── Material provided

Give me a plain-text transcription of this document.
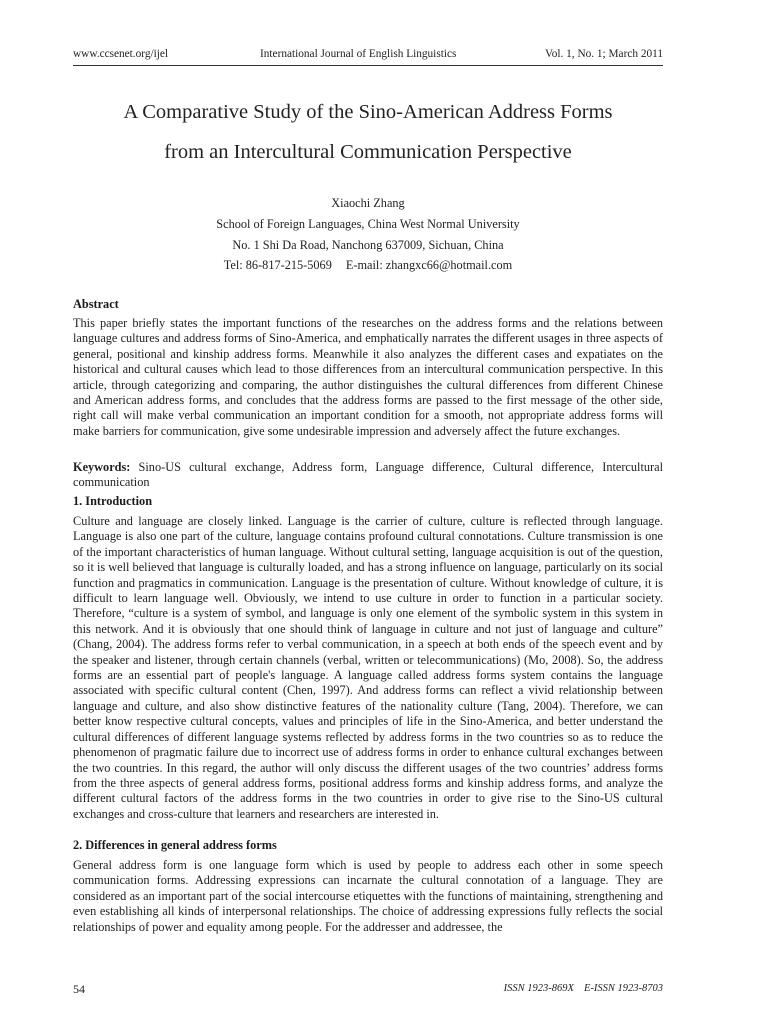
www.ccsenet.org/ijel	International Journal of English Linguistics	Vol. 1, No. 1; March 2011
A Comparative Study of the Sino-American Address Forms
from an Intercultural Communication Perspective
Xiaochi Zhang
School of Foreign Languages, China West Normal University
No. 1 Shi Da Road, Nanchong 637009, Sichuan, China
Tel: 86-817-215-5069 E-mail: zhangxc66@hotmail.com
Abstract

This paper briefly states the important functions of the researches on the address forms and the relations between language cultures and address forms of Sino-America, and emphatically narrates the different usages in three aspects of general, positional and kinship address forms. Meanwhile it also analyzes the different cases and expatiates on the historical and cultural causes which lead to those differences from an intercultural communication perspective. In this article, through categorizing and comparing, the author distinguishes the cultural differences from different Chinese and American address forms, and concludes that the address forms are passed to the first message of the other side, right call will make verbal communication an important condition for a smooth, not appropriate address forms will make barriers for communication, give some undesirable impression and adversely affect the future exchanges.

Keywords: Sino-US cultural exchange, Address form, Language difference, Cultural difference, Intercultural communication

1. Introduction

Culture and language are closely linked. Language is the carrier of culture, culture is reflected through language. Language is also one part of the culture, language contains profound cultural connotations. Culture transmission is one of the important characteristics of human language. Without cultural setting, language acquisition is out of the question, so it is well believed that language is culturally loaded, and has a strong influence on language, particularly on its social function and pragmatics in communication. Language is the presentation of culture. Without knowledge of culture, it is difficult to learn language well. Obviously, we intend to use culture in order to function in a particular society. Therefore, “culture is a system of symbol, and language is only one element of the symbolic system in this system in this network. And it is obviously that one should think of language in culture and not just of language and culture” (Chang, 2004). The address forms refer to verbal communication, in a speech at both ends of the speech event and by the speaker and listener, through certain channels (verbal, written or telecommunications) (Mo, 2008). So, the address forms are an essential part of people's language. A language called address forms system contains the language associated with specific cultural content (Chen, 1997). And address forms can reflect a vivid relationship between language and culture, and also show distinctive features of the nationality culture (Tang, 2004). Therefore, we can better know respective cultural concepts, values and principles of life in the Sino-America, and better understand the cultural differences of different language systems reflected by address forms in the two countries so as to reduce the phenomenon of pragmatic failure due to incorrect use of address forms in order to enhance cultural exchanges between the two countries. In this regard, the author will only discuss the different usages of the two countries’ address forms from the three aspects of general address forms, positional address forms and kinship address forms, and analyze the different cultural factors of the address forms in the two countries in order to give rise to the Sino-US cultural exchanges and cross-culture that learners and researchers are interested in.

2. Differences in general address forms

General address form is one language form which is used by people to address each other in some speech communication forms. Addressing expressions can incarnate the cultural connotation of a language. They are considered as an important part of the social intercourse etiquettes with the functions of maintaining, strengthening and even establishing all kinds of interpersonal relationships. The choice of addressing expressions fully reflects the social relationships of power and equality among people. For the addresser and addressee, the

54	ISSN 1923-869X E-ISSN 1923-8703
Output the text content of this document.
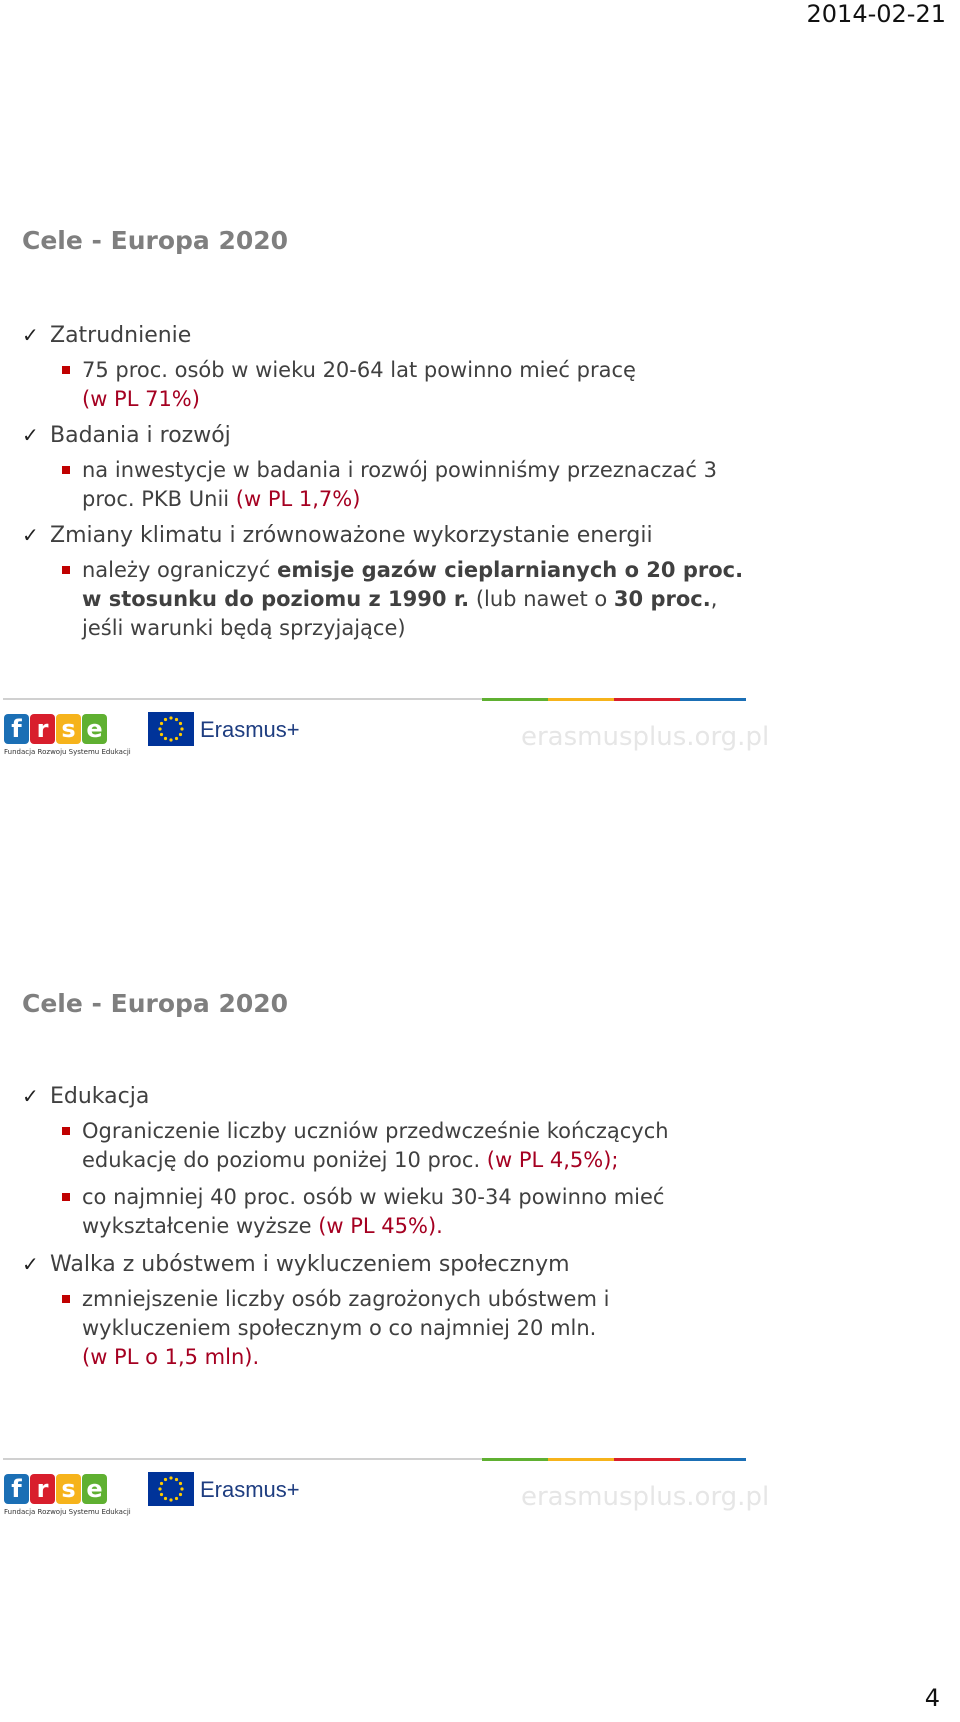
2014-02-21
Cele - Europa 2020
✓ Zatrudnienie
75 proc. osób w wieku 20-64 lat powinno mieć pracę
(w PL 71%)
✓ Badania i rozwój
na inwestycje w badania i rozwój powinniśmy przeznaczać 3 proc. PKB Unii (w PL 1,7%)
✓ Zmiany klimatu i zrównoważone wykorzystanie energii
należy ograniczyć emisje gazów cieplarnianych o 20 proc. w stosunku do poziomu z 1990 r. (lub nawet o 30 proc., jeśli warunki będą sprzyjające)
f r s e
Fundacja Rozwoju Systemu Edukacji
Erasmus+	erasmusplus.org.pl
Cele - Europa 2020
✓ Edukacja
Ograniczenie liczby uczniów przedwcześnie kończących edukację do poziomu poniżej 10 proc. (w PL 4,5%);
co najmniej 40 proc. osób w wieku 30-34 powinno mieć wykształcenie wyższe (w PL 45%).
✓ Walka z ubóstwem i wykluczeniem społecznym
zmniejszenie liczby osób zagrożonych ubóstwem i wykluczeniem społecznym o co najmniej 20 mln.
(w PL o 1,5 mln).
f r s e
Fundacja Rozwoju Systemu Edukacji
Erasmus+	erasmusplus.org.pl
4
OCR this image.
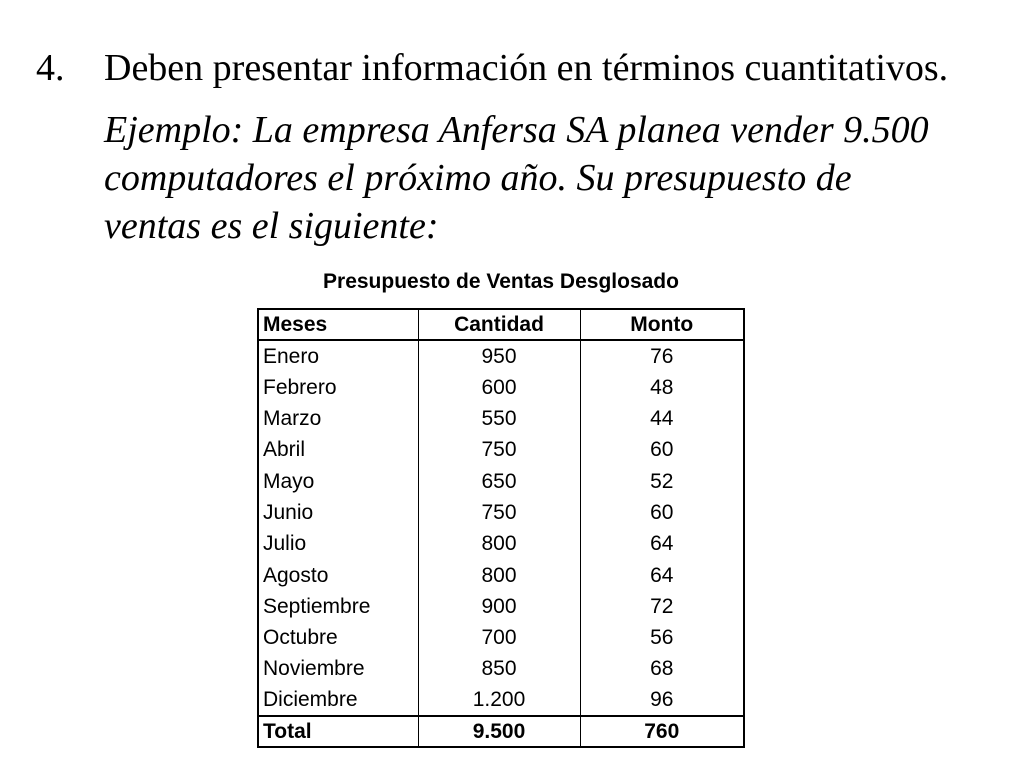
4. Deben presentar información en términos cuantitativos.
Ejemplo: La empresa Anfersa SA planea vender 9.500
computadores el próximo año. Su presupuesto de
ventas es el siguiente:
Presupuesto de Ventas Desglosado
Meses	Cantidad	Monto
Enero	950	76
Febrero	600	48
Marzo	550	44
Abril	750	60
Mayo	650	52
Junio	750	60
Julio	800	64
Agosto	800	64
Septiembre	900	72
Octubre	700	56
Noviembre	850	68
Diciembre	1.200	96
Total	9.500	760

────

Requirements: Each line from the one containing "OCR this image." through the last line of the listing is to be given again exactly, with no pictures and no other lines.

The answer:
OCR this image.
4. Deben presentar información en términos cuantitativos.
Ejemplo: La empresa Anfersa SA planea vender 9.500
computadores el próximo año. Su presupuesto de
ventas es el siguiente:
Presupuesto de Ventas Desglosado
Meses	Cantidad	Monto
Enero	950	76
Febrero	600	48
Marzo	550	44
Abril	750	60
Mayo	650	52
Junio	750	60
Julio	800	64
Agosto	800	64
Septiembre	900	72
Octubre	700	56
Noviembre	850	68
Diciembre	1.200	96
Total	9.500	760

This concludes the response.